-- Start of RECORDS --
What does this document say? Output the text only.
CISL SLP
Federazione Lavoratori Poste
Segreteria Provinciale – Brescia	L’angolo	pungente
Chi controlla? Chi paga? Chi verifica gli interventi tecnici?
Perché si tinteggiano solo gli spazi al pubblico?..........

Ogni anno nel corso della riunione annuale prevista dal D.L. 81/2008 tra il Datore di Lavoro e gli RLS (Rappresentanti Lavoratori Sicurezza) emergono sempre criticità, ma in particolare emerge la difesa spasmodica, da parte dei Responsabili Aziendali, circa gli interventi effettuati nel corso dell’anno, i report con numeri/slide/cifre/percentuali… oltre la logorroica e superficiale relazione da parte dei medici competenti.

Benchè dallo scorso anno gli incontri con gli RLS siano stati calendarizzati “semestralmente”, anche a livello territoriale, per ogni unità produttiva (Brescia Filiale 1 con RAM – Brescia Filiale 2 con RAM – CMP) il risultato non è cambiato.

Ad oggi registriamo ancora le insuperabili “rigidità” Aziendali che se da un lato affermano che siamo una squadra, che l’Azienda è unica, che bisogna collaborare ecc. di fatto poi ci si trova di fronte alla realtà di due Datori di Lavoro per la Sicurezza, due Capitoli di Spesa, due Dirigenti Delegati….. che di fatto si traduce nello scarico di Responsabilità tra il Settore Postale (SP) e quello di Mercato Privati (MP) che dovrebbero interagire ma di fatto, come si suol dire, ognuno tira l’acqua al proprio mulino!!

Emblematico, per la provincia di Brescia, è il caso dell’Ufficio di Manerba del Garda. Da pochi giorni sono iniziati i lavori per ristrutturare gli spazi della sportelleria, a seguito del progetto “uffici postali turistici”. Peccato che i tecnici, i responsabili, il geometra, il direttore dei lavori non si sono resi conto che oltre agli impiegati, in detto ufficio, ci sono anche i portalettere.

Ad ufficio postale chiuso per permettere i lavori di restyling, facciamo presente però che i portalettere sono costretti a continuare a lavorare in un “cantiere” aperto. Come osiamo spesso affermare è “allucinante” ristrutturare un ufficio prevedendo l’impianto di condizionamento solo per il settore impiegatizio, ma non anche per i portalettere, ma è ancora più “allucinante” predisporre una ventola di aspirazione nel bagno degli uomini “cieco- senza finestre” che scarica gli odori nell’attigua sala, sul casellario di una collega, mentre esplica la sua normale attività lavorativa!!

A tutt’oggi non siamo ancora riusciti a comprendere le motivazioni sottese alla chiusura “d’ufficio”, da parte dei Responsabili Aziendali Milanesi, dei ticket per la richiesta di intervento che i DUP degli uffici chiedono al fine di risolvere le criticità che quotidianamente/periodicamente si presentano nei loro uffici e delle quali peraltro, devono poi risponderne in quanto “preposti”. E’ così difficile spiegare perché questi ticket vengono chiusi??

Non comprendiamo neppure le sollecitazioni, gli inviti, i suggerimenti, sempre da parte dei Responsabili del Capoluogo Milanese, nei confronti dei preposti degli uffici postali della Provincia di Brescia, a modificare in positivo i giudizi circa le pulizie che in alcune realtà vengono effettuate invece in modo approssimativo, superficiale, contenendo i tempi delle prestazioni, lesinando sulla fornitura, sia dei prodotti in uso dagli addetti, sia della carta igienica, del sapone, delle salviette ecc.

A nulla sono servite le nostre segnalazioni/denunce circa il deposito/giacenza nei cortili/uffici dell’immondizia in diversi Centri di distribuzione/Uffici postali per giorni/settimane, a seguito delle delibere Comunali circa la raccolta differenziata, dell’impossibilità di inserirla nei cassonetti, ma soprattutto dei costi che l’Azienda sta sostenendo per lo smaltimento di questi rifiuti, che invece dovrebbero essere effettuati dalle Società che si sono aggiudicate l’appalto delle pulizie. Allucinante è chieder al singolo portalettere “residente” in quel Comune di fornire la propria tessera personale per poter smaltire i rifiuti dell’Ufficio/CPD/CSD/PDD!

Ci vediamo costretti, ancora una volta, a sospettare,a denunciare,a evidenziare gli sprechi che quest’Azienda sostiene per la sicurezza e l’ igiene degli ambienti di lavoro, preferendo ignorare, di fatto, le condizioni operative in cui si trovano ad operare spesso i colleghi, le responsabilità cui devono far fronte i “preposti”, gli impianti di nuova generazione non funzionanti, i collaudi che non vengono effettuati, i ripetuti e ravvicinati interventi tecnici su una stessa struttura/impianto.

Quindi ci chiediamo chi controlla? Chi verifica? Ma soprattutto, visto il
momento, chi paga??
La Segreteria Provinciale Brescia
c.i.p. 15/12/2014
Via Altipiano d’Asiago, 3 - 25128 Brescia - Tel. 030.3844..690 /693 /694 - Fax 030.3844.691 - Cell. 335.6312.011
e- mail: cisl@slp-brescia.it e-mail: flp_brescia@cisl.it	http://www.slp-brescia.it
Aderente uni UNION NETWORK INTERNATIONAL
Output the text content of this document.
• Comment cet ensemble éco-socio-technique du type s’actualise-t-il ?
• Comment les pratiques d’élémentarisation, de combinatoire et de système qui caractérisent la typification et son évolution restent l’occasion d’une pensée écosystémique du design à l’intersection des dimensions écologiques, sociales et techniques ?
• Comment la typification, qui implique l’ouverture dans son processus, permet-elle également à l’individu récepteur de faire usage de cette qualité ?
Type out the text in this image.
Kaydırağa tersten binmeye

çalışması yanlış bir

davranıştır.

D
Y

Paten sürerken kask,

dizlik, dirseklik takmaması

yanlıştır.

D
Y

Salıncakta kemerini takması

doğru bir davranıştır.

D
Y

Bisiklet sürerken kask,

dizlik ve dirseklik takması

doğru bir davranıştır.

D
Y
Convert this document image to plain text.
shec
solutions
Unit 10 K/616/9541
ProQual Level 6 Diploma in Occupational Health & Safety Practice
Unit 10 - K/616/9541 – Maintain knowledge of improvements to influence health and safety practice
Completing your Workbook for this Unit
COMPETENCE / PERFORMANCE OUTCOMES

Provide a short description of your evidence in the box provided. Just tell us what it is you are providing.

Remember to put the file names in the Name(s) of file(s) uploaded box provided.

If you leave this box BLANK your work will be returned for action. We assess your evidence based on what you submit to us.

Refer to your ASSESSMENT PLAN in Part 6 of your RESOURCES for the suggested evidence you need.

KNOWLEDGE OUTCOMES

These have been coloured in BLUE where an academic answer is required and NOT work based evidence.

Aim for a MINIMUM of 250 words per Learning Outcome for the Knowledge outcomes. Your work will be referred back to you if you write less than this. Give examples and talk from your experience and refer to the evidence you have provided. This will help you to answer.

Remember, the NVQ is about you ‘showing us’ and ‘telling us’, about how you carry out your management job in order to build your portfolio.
-- End of RECORDS --
_WHAT IS NEEDED_: Repeat the records above exactly as they appear.

_CORRECT OUTPUT_:
What does this document say? Output the text only.
CISL SLP
Federazione Lavoratori Poste
Segreteria Provinciale – Brescia	L’angolo	pungente
Chi controlla? Chi paga? Chi verifica gli interventi tecnici?
Perché si tinteggiano solo gli spazi al pubblico?..........

Ogni anno nel corso della riunione annuale prevista dal D.L. 81/2008 tra il Datore di Lavoro e gli RLS (Rappresentanti Lavoratori Sicurezza) emergono sempre criticità, ma in particolare emerge la difesa spasmodica, da parte dei Responsabili Aziendali, circa gli interventi effettuati nel corso dell’anno, i report con numeri/slide/cifre/percentuali… oltre la logorroica e superficiale relazione da parte dei medici competenti.

Benchè dallo scorso anno gli incontri con gli RLS siano stati calendarizzati “semestralmente”, anche a livello territoriale, per ogni unità produttiva (Brescia Filiale 1 con RAM – Brescia Filiale 2 con RAM – CMP) il risultato non è cambiato.

Ad oggi registriamo ancora le insuperabili “rigidità” Aziendali che se da un lato affermano che siamo una squadra, che l’Azienda è unica, che bisogna collaborare ecc. di fatto poi ci si trova di fronte alla realtà di due Datori di Lavoro per la Sicurezza, due Capitoli di Spesa, due Dirigenti Delegati….. che di fatto si traduce nello scarico di Responsabilità tra il Settore Postale (SP) e quello di Mercato Privati (MP) che dovrebbero interagire ma di fatto, come si suol dire, ognuno tira l’acqua al proprio mulino!!

Emblematico, per la provincia di Brescia, è il caso dell’Ufficio di Manerba del Garda. Da pochi giorni sono iniziati i lavori per ristrutturare gli spazi della sportelleria, a seguito del progetto “uffici postali turistici”. Peccato che i tecnici, i responsabili, il geometra, il direttore dei lavori non si sono resi conto che oltre agli impiegati, in detto ufficio, ci sono anche i portalettere.

Ad ufficio postale chiuso per permettere i lavori di restyling, facciamo presente però che i portalettere sono costretti a continuare a lavorare in un “cantiere” aperto. Come osiamo spesso affermare è “allucinante” ristrutturare un ufficio prevedendo l’impianto di condizionamento solo per il settore impiegatizio, ma non anche per i portalettere, ma è ancora più “allucinante” predisporre una ventola di aspirazione nel bagno degli uomini “cieco- senza finestre” che scarica gli odori nell’attigua sala, sul casellario di una collega, mentre esplica la sua normale attività lavorativa!!

A tutt’oggi non siamo ancora riusciti a comprendere le motivazioni sottese alla chiusura “d’ufficio”, da parte dei Responsabili Aziendali Milanesi, dei ticket per la richiesta di intervento che i DUP degli uffici chiedono al fine di risolvere le criticità che quotidianamente/periodicamente si presentano nei loro uffici e delle quali peraltro, devono poi risponderne in quanto “preposti”. E’ così difficile spiegare perché questi ticket vengono chiusi??

Non comprendiamo neppure le sollecitazioni, gli inviti, i suggerimenti, sempre da parte dei Responsabili del Capoluogo Milanese, nei confronti dei preposti degli uffici postali della Provincia di Brescia, a modificare in positivo i giudizi circa le pulizie che in alcune realtà vengono effettuate invece in modo approssimativo, superficiale, contenendo i tempi delle prestazioni, lesinando sulla fornitura, sia dei prodotti in uso dagli addetti, sia della carta igienica, del sapone, delle salviette ecc.

A nulla sono servite le nostre segnalazioni/denunce circa il deposito/giacenza nei cortili/uffici dell’immondizia in diversi Centri di distribuzione/Uffici postali per giorni/settimane, a seguito delle delibere Comunali circa la raccolta differenziata, dell’impossibilità di inserirla nei cassonetti, ma soprattutto dei costi che l’Azienda sta sostenendo per lo smaltimento di questi rifiuti, che invece dovrebbero essere effettuati dalle Società che si sono aggiudicate l’appalto delle pulizie. Allucinante è chieder al singolo portalettere “residente” in quel Comune di fornire la propria tessera personale per poter smaltire i rifiuti dell’Ufficio/CPD/CSD/PDD!

Ci vediamo costretti, ancora una volta, a sospettare,a denunciare,a evidenziare gli sprechi che quest’Azienda sostiene per la sicurezza e l’ igiene degli ambienti di lavoro, preferendo ignorare, di fatto, le condizioni operative in cui si trovano ad operare spesso i colleghi, le responsabilità cui devono far fronte i “preposti”, gli impianti di nuova generazione non funzionanti, i collaudi che non vengono effettuati, i ripetuti e ravvicinati interventi tecnici su una stessa struttura/impianto.

Quindi ci chiediamo chi controlla? Chi verifica? Ma soprattutto, visto il
momento, chi paga??
La Segreteria Provinciale Brescia
c.i.p. 15/12/2014
Via Altipiano d’Asiago, 3 - 25128 Brescia - Tel. 030.3844..690 /693 /694 - Fax 030.3844.691 - Cell. 335.6312.011
e- mail: cisl@slp-brescia.it e-mail: flp_brescia@cisl.it	http://www.slp-brescia.it
Aderente uni UNION NETWORK INTERNATIONAL
Output the text content of this document.
• Comment cet ensemble éco-socio-technique du type s’actualise-t-il ?
• Comment les pratiques d’élémentarisation, de combinatoire et de système qui caractérisent la typification et son évolution restent l’occasion d’une pensée écosystémique du design à l’intersection des dimensions écologiques, sociales et techniques ?
• Comment la typification, qui implique l’ouverture dans son processus, permet-elle également à l’individu récepteur de faire usage de cette qualité ?
Type out the text in this image.
Kaydırağa tersten binmeye

çalışması yanlış bir

davranıştır.

D
Y

Paten sürerken kask,

dizlik, dirseklik takmaması

yanlıştır.

D
Y

Salıncakta kemerini takması

doğru bir davranıştır.

D
Y

Bisiklet sürerken kask,

dizlik ve dirseklik takması

doğru bir davranıştır.

D
Y
Convert this document image to plain text.
shec
solutions
Unit 10 K/616/9541
ProQual Level 6 Diploma in Occupational Health & Safety Practice
Unit 10 - K/616/9541 – Maintain knowledge of improvements to influence health and safety practice
Completing your Workbook for this Unit
COMPETENCE / PERFORMANCE OUTCOMES

Provide a short description of your evidence in the box provided. Just tell us what it is you are providing.

Remember to put the file names in the Name(s) of file(s) uploaded box provided.

If you leave this box BLANK your work will be returned for action. We assess your evidence based on what you submit to us.

Refer to your ASSESSMENT PLAN in Part 6 of your RESOURCES for the suggested evidence you need.

KNOWLEDGE OUTCOMES

These have been coloured in BLUE where an academic answer is required and NOT work based evidence.

Aim for a MINIMUM of 250 words per Learning Outcome for the Knowledge outcomes. Your work will be referred back to you if you write less than this. Give examples and talk from your experience and refer to the evidence you have provided. This will help you to answer.

Remember, the NVQ is about you ‘showing us’ and ‘telling us’, about how you carry out your management job in order to build your portfolio.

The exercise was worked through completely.